> _Fragmento seleccionado_
CANCION DULCE. LEILA SLIMANI
«Alguien tiene que morir. Alguien tiene que morir para que seamos felices.»
Ha sucedido una desgracia en un bonito edificio de la Rue d Hauteville, en el distrito 10. En un hermoso edificio donde los vecinos se saludan amablemente sin tener la necesidad de conocerse. La tragedia, en la casa de los Massé, en la quinta planta.
«Es la más pequeña del inmueble. Paul y Myriam construyeron un tabique en mitad del salón cuando nació el segundo hijo. El dormitorio de ellos es diminuto, situado entre la cocina y la ventana que da a la calle. A Myriam le gustan los muebles vintage y las alfombras bereberes. En la pared ha colgado unas estampas japonesas».
Myriam es madre de dos niños. Después de haber dejado aparcado su trabajo por un tiempo, decide volver a un bufete de abogados donde desempeñará de nuevo su carrera a pesar de las reticencias de Paul, su marido, asistente de sonido en un conocido estudio musical. Él, dejando relucir un claro ramalazo machista, cree que la reincorporación de su mujer al mercado laboral romperá la armonía familiar. «Sumando las horas extra, la niñera y tú ganaréis lo mismo. Pero en fin, si crees que con ello te sentirás más realizada…», llega a reprocharle Paul. Que la mujer se incorpore de nuevo a su puesto de trabajo va a suponer la búsqueda de una niñera para los hijos. La tarea no es fácil pero, finalmente, se deciden por una mujer de uno cuarenta años llamada Louise. Los chiquillos la adoran y además tiene experiencia. «Parece una mujer imperturbable. Con la mirada de alguien que puede entender todo, perdonar todo. Su rostro es como un mar en calma, del que nadie sospecharía los abismos que encierra». Poco a poco, Louise se va convirtiendo en parte imprescindible de la familia. Myriam llegará a describirla como un hada. «Debe tener poderes mágicos para haber transformado esta casa asfixiante, exigua, en un lugar apacible y luminoso. Ha empujado las paredes. Ha conseguido que los armarios sean más profundos, los cajones más anchos. Que la luz entre a raudales».

> _Registros proporcionados_

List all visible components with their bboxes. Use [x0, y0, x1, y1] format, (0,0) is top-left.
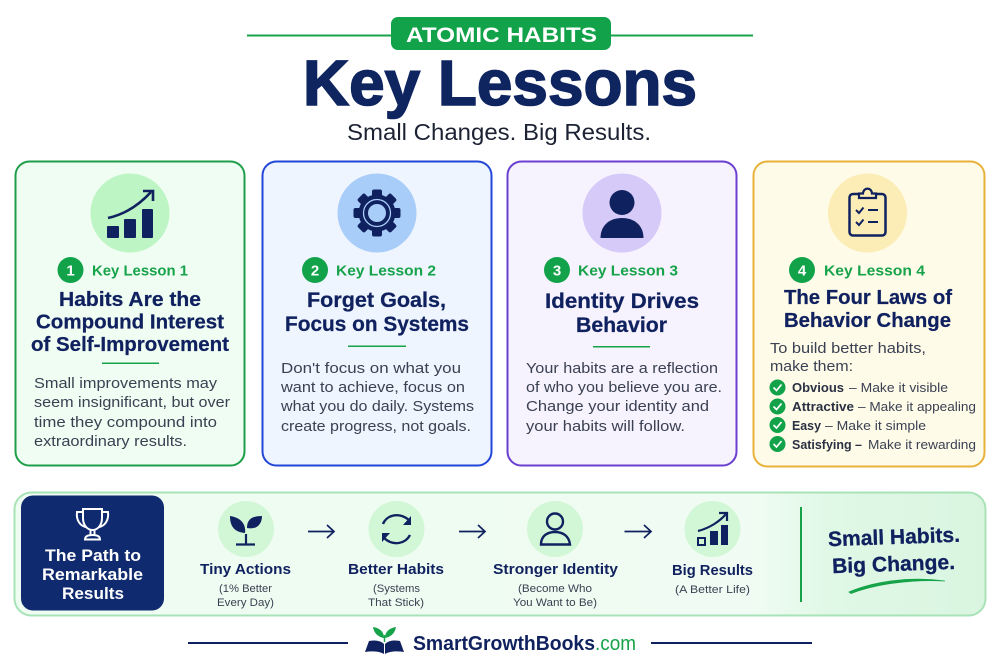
- body text: want to achieve, focus on: [280, 379, 465, 396]
- body text: [280, 360, 474, 435]
- item: attractive: [770, 398, 976, 414]
- step: big results: [672, 501, 753, 596]
- lesson number 1: Key Lesson 1: [92, 262, 188, 280]
- intro text: [770, 340, 926, 375]
- item: satisfying: Satisfying –: [792, 437, 862, 452]
- website name: .com: [595, 633, 636, 655]
- item: attractive: Attractive: [792, 399, 854, 414]
- lesson number 4: 4: [798, 262, 807, 280]
- body text: time they compound into: [34, 414, 217, 431]
- step: stronger identity: You Want to Be): [513, 597, 597, 609]
- body text: [526, 360, 722, 435]
- lesson number 4: Key Lesson 4: [824, 262, 926, 280]
- arrow: [624, 525, 651, 538]
- path heading box: Results: [62, 584, 124, 603]
- heading: [784, 287, 952, 332]
- step: tiny actions: Tiny Actions: [200, 561, 291, 578]
- slogan: Small Habits.: [828, 524, 960, 551]
- heading: Focus on Systems: [285, 313, 469, 336]
- slogan: [828, 524, 960, 594]
- item: obvious: – Make it visible: [849, 380, 948, 395]
- heading: Habits Are the: [59, 289, 201, 311]
- body text: of who you believe you are.: [526, 379, 722, 396]
- lesson number 1: [58, 257, 188, 283]
- intro text: make them:: [770, 358, 853, 375]
- arrow: [308, 525, 334, 538]
- lesson number 4: [789, 257, 926, 283]
- lesson number 2: [302, 257, 436, 283]
- swoosh: [849, 579, 945, 594]
- badge: Atomic Habits: [391, 17, 611, 50]
- body text: [34, 375, 230, 450]
- panel: key lesson 2: [262, 162, 492, 466]
- icon: clipboard checklist: [828, 174, 907, 252]
- path heading box: Remarkable: [42, 565, 143, 584]
- lesson number 2: Key Lesson 2: [336, 262, 436, 280]
- footer: [188, 627, 812, 655]
- step: better habits: That Stick): [368, 597, 424, 609]
- panel: path to remarkable results: [14, 492, 986, 616]
- body text: what you do daily. Systems: [280, 398, 474, 415]
- panel: key lesson 3: [508, 162, 736, 466]
- step: stronger identity: [493, 501, 619, 609]
- body text: Small improvements may: [34, 375, 218, 392]
- path heading box: The Path to: [45, 546, 141, 565]
- step: tiny actions: Every Day): [217, 597, 274, 609]
- heading: Forget Goals,: [307, 289, 446, 312]
- body text: extraordinary results.: [34, 433, 187, 450]
- checklist: [770, 380, 976, 452]
- lesson number 2: 2: [311, 262, 319, 280]
- header rule: [247, 34, 753, 36]
- body text: create progress, not goals.: [281, 418, 471, 435]
- icon: gear: [338, 174, 416, 252]
- heading: Behavior Change: [784, 310, 951, 332]
- step: stronger identity: Stronger Identity: [493, 561, 619, 578]
- lesson number 3: 3: [553, 262, 561, 280]
- step: tiny actions: (1% Better: [219, 583, 272, 595]
- header: [247, 17, 753, 145]
- item: satisfying: [770, 436, 976, 452]
- step: big results: (A Better Life): [675, 584, 750, 596]
- lesson number 3: Key Lesson 3: [578, 262, 678, 280]
- heading: The Four Laws of: [784, 287, 952, 309]
- body text: Change your identity and: [526, 398, 709, 415]
- icon: trophy: [77, 509, 108, 540]
- icon: growth chart: [90, 174, 170, 252]
- body text: Don't focus on what you: [281, 360, 461, 377]
- step: better habits: [348, 501, 444, 609]
- path heading box: [21, 496, 164, 610]
- step: stronger identity: (Become Who: [518, 583, 592, 595]
- item: obvious: Obvious: [792, 380, 844, 395]
- badge: Atomic Habits: ATOMIC HABITS: [406, 24, 597, 47]
- heading: [545, 290, 699, 337]
- body text: seem insignificant, but over: [34, 394, 230, 411]
- lesson number 1: 1: [66, 262, 75, 280]
- body text: your habits will follow.: [526, 418, 685, 435]
- heading: [285, 289, 469, 336]
- lesson number 3: [544, 257, 678, 283]
- panel: key lesson 1: [16, 162, 244, 466]
- item: satisfying: Make it rewarding: [868, 437, 976, 452]
- title: Key Lessons: [303, 47, 697, 119]
- heading: Behavior: [576, 314, 667, 337]
- website name: SmartGrowthBooks: [413, 633, 595, 655]
- slogan: Big Change.: [832, 551, 955, 578]
- item: attractive: – Make it appealing: [858, 399, 976, 414]
- logo: book and sprout: [365, 627, 404, 654]
- heading: [31, 289, 229, 356]
- item: easy: Easy: [792, 418, 822, 433]
- step: better habits: (Systems: [373, 583, 421, 595]
- subtitle: Small Changes. Big Results.: [347, 119, 651, 145]
- item: obvious: [770, 380, 948, 396]
- body text: Your habits are a reflection: [526, 360, 718, 377]
- arrow: [459, 525, 485, 538]
- step: tiny actions: [200, 501, 291, 609]
- step: big results: Big Results: [672, 562, 753, 579]
- step: better habits: Better Habits: [348, 561, 444, 578]
- icon: person: [582, 174, 662, 252]
- heading: Identity Drives: [545, 290, 699, 313]
- heading: Compound Interest: [36, 312, 224, 334]
- item: easy: [770, 417, 926, 433]
- item: easy: – Make it simple: [825, 418, 926, 433]
- intro text: To build better habits,: [770, 340, 926, 357]
- panel: key lesson 4: [754, 162, 984, 466]
- heading: of Self-Improvement: [31, 334, 229, 356]
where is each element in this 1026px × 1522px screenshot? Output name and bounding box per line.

> _Requisitos del ejercicio_
(1) Contesta estas preguntas a partir del fragmento seleccionado:
(a) ¿En qué planta del edificio ocurre la tragedia?
(b) ¿Qué construyeron Paul y Myriam en el salón cuando nació el segundo hijo?
(c) ¿Cuál es el trabajo de Paul?
(2) Según el fragmento seleccionado, ¿por qué Myriam llega a describir a Louise como un hada? Explícalo en una a tres oraciones.

> _Respuestas esperadas_
(1)
(a) En la quinta planta, en la casa de los Massé.
(b) Un tabique en mitad del salón.
(c) Es asistente de sonido en un conocido estudio musical.

(2) Porque cree que Louise debe de tener poderes mágicos para haber transformado la casa asfixiante y exigua en un lugar apacible y luminoso. A Myriam le parece que Louise ha empujado las paredes, ha hecho los armarios más profundos y los cajones más anchos, y ha conseguido que la luz entre a raudales.